_TEXTO DEL DOCUMENTO_:

Este sistema de ciudades se debe a una profunda tradición, moderna y actual por otra parte, que ha establecido una red urbana eficiente, pese a la actitud, propuestas y acciones de los poderes públicos. Al sistema de ciudades se ha agregado, de una manera espontánea, y ciertamente admirable, una red de distritos industriales, de áreas homogéneas de actividad económica, que constituyen el mejor activo, una vez más de un país que nadie ha tenido voluntad política de edificar. Contando con tan excelentes recursos, y tanta voluntad como la demostrada de la Plana de Castelló a Ibi.

Desde luego conviene, a los efectos de consolidación de un sistema urbano, la complicidad de todos los actores, comenzando por los públicos, en la medida que la anorexia de lo público no se haya convertido en bulimia de sus parásitos. Que no es poco el peligro, y más el riesgo de la rectificación de lo que ha venido siendo un asalto porfiado a todos los resquicios apropiables del bienestar colectivo, desde el suelo a los servicios sociales.

Esta complicidad exige, a efectos de una competencia real entre sistemas urbanos, la consolidación del núcleo central, a la manera de centro gravitacional del sistema. El reconocimiento de las especialidades relativas de los sistemas urbanos, de los distritos industriales, y la consolidación de instrumentos básicos de competencia, de las infraestructuras a las redes de conocimiento y su capacidad de difusión.

_TAREAS_:
**1.** Transcribe sin cambios un fragmento del texto sobre el sistema urbano: empieza en las palabras que contienen "Desde luego conviene, a" y termina después de "los servicios sociales.".
**2.** Indica si cada afirmación concuerda con el texto sobre el sistema urbano, con sí o no y las palabras decisivas del texto citadas literalmente: (a) La red urbana eficiente se estableció gracias a las propuestas de los poderes públicos. (b) La red de distritos industriales se agregó al sistema de ciudades de manera espontánea. (c) La complicidad de los actores exige la consolidación del núcleo central.
**3.** Escribe la continuación del texto sobre el sistema urbano a partir de su última oración.

_EXTRACTOS DEL CONJUNTO_:
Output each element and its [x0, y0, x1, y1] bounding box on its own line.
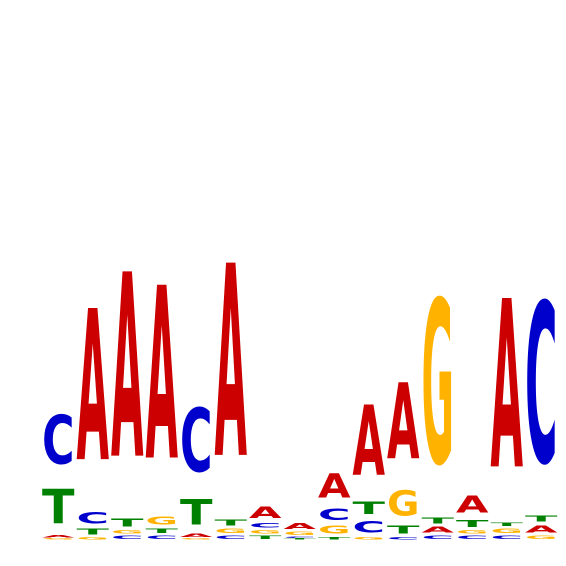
letter-g: G — [180, 538, 212, 540]
letter-t: T — [387, 524, 420, 537]
letter-a: A — [387, 361, 420, 483]
letter-g: G — [146, 514, 178, 527]
letter-a: A — [42, 535, 75, 539]
letter-a: A — [491, 253, 523, 522]
letter-c: C — [111, 535, 144, 540]
letter-t: T — [180, 492, 213, 533]
letter-g: G — [491, 527, 524, 534]
letter-g: G — [456, 529, 488, 534]
letter-a: A — [111, 221, 143, 515]
letter-c: C — [284, 536, 317, 538]
letter-c: C — [180, 392, 213, 493]
letter-c: C — [456, 535, 489, 540]
letter-c: C — [525, 259, 557, 514]
letter-t: T — [284, 538, 317, 540]
letter-c: C — [215, 535, 248, 540]
letter-t: T — [318, 536, 351, 540]
letter-t: T — [456, 518, 489, 529]
letter-t: T — [353, 499, 386, 519]
letter-c: C — [318, 505, 350, 523]
letter-g: G — [387, 484, 419, 524]
letter-t: T — [111, 517, 144, 530]
letter-g: G — [353, 536, 385, 540]
letter-t: T — [422, 516, 455, 525]
letter-t: T — [146, 527, 178, 534]
letter-g: G — [42, 538, 74, 540]
letter-t: T — [525, 515, 558, 524]
letter-g: G — [77, 536, 109, 540]
letter-c: C — [353, 518, 385, 536]
letter-g: G — [249, 529, 281, 534]
letter-a: A — [77, 268, 110, 509]
letter-a: A — [422, 526, 455, 535]
letter-a: A — [249, 504, 282, 522]
letter-g: G — [318, 524, 350, 537]
letter-a: A — [353, 385, 386, 498]
letter-c: C — [146, 535, 179, 540]
letter-t: T — [491, 522, 523, 527]
letter-t: T — [77, 527, 110, 536]
letter-g: G — [525, 535, 557, 540]
letter-a: A — [215, 210, 247, 517]
letter-c: C — [387, 536, 419, 540]
letter-c: C — [42, 402, 75, 480]
letter-a: A — [525, 524, 558, 535]
letter-g: G — [111, 529, 143, 534]
letter-a: A — [180, 533, 212, 538]
letter-a: A — [318, 467, 350, 505]
letter-g: G — [422, 255, 454, 517]
letter-c: C — [249, 522, 281, 529]
letter-c: C — [77, 509, 109, 527]
letter-g: G — [284, 531, 316, 536]
letter-c: C — [422, 535, 455, 540]
letter-t: T — [249, 535, 281, 540]
letter-g: G — [215, 527, 248, 534]
letter-t: T — [42, 481, 74, 536]
letter-c: C — [491, 535, 524, 540]
logo-columns: GATCGTCACGTACTGAGATCCGTATGCATCGATGCAGCTA… — [42, 210, 558, 540]
letter-a: A — [146, 239, 178, 515]
letter-a: A — [456, 491, 489, 519]
letter-a: A — [284, 522, 317, 531]
letter-t: T — [215, 518, 248, 527]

_RESPUESTAS_:
**1.**
Desde luego conviene, a los efectos de consolidación de un sistema urbano, la complicidad de todos los actores, comenzando por los públicos, en la medida que la anorexia de lo público no se haya convertido en bulimia de sus parásitos. Que no es poco el peligro, y más el riesgo de la rectificación de lo que ha venido siendo un asalto porfiado a todos los resquicios apropiables del bienestar colectivo, desde el suelo a los servicios sociales.

**2.**
(a) No: "pese a la actitud, propuestas y acciones de los poderes públicos".
(b) Sí: "de una manera espontánea, y ciertamente admirable".
(c) Sí: "la consolidación del núcleo central, a la manera de centro gravitacional del sistema".

**3.**
Y una convicción, sin ciudad no hay país. La disgregación provinciana, y aun comarcana, son fragmentaciones que en nada contribuyen, como las polémicas falsamente identitarias, a consolidar un país de las ciudades. Y una ciudad que aspire, y se constituya por derecho y por eficacia, en el referente para el conjunto urbano valenciano.

Dentro de unos pocos meses habrá oportunidad, social, política, de confrontar las opiniones. Entre quienes prefieren la subalternidad provinciana, y quienes seguimos pensando que es posible hacer país consolidando el sistema de ciudades para la competencia en el mundo sin fronteras. Entre quienes piensan en el folklore casposo y reducido, y quienes pensamos en las oportunidades reales de la eficiencia de un sistema urbano, y productivo, capaz de adaptarse a las circunstancias más adversas.

Esto es, entre quienes pensamos en la ciudad, las ciudades, su capacidad de integrar y desarrollarse, y quienes las piensan como ocupación de sus especulaciones más abyectas.

Están las gentes, existen las ciudades. Permanece la abulia culpable de las administraciones para hacer posible la combinación de estos activos con los conocimientos, la innovación, reducidas a mero espectáculo. La reconversión es posible, en la medida misma que ya es una exigencia de parte de jóvenes sin expectativa, de empresarios reducidos a la subcontratación y el abandono, de la marginalidad política respecto de infraestructuras vitales.

Para ello es más necesario que nunca hacer ciudad para hacer país, lo que sin duda alguna va a diferenciar, entre otras cuestiones, las ofertas de la derecha rancia y antigua de una izquierda renovada.

Ricard Pérez Casado es doctor en Historia y diputado socialista por Valencia.